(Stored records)
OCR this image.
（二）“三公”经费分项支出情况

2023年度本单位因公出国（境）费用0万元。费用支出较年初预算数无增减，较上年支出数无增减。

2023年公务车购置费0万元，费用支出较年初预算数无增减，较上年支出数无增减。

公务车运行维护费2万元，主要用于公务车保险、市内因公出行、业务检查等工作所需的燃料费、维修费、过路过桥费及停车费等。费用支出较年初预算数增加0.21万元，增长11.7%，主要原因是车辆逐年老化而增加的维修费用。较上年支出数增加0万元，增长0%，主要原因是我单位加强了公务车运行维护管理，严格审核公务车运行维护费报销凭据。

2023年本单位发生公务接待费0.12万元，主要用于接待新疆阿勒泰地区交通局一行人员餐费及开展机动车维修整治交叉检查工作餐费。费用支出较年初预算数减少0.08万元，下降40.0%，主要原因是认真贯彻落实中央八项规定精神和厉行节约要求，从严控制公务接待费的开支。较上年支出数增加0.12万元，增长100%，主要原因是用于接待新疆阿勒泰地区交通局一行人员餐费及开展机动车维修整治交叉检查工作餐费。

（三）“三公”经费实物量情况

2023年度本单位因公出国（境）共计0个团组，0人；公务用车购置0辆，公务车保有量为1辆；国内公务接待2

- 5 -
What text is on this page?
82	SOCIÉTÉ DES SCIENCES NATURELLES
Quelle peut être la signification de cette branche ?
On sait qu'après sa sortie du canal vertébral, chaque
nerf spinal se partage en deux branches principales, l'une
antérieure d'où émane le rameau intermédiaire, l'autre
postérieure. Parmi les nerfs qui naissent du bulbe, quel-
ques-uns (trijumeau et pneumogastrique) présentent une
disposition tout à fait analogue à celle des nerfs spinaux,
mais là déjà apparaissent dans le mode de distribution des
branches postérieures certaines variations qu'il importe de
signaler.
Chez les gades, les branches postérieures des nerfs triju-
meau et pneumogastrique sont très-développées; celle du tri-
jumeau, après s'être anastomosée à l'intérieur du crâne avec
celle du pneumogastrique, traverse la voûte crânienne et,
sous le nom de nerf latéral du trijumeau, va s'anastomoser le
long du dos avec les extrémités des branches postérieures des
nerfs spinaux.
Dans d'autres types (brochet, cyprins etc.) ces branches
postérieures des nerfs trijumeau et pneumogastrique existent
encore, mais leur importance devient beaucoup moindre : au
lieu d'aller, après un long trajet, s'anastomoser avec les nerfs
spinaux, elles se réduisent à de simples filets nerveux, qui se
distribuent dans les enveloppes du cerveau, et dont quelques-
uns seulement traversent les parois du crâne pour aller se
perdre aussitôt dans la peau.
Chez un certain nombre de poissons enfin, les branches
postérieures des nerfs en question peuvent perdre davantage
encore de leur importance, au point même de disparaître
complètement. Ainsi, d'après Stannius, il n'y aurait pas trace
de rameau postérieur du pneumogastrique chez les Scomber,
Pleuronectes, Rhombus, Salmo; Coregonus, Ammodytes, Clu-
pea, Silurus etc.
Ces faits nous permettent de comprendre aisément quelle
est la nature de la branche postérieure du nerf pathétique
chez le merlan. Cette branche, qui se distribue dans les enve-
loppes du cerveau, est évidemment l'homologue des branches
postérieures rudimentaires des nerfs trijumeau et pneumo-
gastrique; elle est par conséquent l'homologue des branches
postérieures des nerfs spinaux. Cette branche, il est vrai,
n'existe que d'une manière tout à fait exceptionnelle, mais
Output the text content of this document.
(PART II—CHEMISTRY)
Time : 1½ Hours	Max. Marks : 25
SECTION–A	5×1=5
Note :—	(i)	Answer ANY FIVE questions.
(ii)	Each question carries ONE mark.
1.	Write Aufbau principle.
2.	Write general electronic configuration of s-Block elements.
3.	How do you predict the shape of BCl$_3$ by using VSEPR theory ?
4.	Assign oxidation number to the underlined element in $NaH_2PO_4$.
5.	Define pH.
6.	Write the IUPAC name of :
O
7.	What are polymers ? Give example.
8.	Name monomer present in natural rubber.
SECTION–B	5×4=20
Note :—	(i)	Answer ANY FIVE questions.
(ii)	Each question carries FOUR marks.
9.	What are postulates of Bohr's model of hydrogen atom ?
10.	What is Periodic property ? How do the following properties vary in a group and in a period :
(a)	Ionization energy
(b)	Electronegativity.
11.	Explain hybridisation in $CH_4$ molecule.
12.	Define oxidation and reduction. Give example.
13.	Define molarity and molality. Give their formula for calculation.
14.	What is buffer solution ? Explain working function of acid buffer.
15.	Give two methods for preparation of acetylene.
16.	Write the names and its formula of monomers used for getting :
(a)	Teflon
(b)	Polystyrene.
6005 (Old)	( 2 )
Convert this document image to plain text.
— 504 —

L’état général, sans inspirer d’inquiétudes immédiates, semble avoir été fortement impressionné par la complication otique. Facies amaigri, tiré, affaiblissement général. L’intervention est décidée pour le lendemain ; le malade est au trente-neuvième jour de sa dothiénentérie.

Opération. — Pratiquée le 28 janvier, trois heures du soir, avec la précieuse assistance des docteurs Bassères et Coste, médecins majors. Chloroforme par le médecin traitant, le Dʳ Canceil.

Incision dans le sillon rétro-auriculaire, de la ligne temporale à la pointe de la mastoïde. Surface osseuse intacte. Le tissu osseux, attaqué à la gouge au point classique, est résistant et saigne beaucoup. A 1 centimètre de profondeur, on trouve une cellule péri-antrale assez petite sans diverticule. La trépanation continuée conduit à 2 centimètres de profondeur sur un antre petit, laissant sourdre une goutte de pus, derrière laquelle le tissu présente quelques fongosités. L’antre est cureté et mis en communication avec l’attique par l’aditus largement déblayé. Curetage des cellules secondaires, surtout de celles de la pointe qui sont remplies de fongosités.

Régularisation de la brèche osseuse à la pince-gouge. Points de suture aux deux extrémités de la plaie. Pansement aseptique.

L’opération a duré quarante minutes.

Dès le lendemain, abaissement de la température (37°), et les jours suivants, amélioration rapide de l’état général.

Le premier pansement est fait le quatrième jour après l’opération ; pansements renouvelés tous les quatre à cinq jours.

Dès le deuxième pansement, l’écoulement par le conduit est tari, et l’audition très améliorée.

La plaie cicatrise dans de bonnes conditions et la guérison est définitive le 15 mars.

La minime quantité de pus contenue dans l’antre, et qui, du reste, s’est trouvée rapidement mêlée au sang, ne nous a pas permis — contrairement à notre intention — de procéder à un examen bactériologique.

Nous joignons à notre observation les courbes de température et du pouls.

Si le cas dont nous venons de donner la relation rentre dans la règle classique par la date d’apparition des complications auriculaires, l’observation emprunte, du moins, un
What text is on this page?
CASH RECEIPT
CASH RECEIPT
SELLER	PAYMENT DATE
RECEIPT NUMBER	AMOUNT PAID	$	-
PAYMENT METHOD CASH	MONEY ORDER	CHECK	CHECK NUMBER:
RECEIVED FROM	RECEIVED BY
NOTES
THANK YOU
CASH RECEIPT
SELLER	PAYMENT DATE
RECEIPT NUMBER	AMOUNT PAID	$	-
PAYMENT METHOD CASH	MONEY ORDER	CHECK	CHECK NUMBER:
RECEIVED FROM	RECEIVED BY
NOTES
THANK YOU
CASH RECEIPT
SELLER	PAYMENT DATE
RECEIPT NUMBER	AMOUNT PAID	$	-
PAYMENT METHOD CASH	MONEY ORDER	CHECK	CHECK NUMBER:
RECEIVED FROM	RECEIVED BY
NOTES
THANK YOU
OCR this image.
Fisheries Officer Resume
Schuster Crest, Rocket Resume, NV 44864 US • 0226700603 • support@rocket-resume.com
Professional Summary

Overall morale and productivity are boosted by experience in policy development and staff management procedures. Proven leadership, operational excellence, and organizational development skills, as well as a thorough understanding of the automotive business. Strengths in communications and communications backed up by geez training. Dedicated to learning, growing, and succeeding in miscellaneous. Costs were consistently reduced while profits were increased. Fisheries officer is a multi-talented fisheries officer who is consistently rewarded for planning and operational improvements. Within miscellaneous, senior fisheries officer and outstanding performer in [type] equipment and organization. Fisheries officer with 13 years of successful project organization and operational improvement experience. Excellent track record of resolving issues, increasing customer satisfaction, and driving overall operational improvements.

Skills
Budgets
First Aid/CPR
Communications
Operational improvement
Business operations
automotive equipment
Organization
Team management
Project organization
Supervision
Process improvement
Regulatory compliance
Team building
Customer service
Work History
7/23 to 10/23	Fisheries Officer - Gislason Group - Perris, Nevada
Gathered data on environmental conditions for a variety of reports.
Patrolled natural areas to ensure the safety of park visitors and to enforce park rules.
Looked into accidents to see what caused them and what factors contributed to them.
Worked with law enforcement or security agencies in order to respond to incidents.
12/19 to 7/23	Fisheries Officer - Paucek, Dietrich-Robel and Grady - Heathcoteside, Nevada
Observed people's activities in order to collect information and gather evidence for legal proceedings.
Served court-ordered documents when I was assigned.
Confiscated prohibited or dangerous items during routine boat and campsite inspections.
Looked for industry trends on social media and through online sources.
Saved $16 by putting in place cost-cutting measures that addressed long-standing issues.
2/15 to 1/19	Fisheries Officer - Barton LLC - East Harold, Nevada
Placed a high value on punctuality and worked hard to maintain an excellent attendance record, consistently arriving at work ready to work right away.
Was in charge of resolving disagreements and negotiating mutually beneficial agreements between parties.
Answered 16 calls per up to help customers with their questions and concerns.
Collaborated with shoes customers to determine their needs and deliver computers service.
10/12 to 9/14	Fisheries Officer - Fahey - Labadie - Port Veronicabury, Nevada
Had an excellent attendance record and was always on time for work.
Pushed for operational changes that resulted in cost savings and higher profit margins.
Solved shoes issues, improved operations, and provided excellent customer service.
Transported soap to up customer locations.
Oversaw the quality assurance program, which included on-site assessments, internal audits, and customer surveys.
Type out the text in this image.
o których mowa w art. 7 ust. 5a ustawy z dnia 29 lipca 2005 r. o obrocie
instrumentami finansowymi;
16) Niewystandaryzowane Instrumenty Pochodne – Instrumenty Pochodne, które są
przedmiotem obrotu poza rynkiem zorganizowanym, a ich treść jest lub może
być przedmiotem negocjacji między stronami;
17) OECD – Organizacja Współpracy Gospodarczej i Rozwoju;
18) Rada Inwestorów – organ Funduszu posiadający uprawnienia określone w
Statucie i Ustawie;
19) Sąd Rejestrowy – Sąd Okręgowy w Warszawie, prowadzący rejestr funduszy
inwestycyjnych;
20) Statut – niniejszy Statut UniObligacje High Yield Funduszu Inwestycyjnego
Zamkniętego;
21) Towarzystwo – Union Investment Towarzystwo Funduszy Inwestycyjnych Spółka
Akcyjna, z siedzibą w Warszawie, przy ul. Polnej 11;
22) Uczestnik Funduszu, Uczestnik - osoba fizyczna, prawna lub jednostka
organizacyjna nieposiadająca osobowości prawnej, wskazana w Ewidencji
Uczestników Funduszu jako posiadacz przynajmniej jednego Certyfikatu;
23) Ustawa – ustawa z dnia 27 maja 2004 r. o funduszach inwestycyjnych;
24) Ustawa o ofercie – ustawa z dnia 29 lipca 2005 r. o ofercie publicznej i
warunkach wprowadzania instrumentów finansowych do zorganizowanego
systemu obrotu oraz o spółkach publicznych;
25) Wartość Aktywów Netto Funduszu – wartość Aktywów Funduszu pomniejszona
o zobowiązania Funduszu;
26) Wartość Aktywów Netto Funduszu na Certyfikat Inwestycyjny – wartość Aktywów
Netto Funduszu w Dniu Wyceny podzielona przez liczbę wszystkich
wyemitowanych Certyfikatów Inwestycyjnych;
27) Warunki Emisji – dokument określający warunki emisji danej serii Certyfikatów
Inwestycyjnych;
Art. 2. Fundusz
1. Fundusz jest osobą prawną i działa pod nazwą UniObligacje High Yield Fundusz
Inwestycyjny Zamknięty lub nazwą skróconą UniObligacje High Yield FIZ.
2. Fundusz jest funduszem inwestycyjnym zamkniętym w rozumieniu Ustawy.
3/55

→ **TASK REQUIREMENTS**
Search the data above for the string "example" and copy each line that has it.

→ **CORRECT RESPONSE**
7.	What are polymers ? Give example.
12.	Define oxidation and reduction. Give example.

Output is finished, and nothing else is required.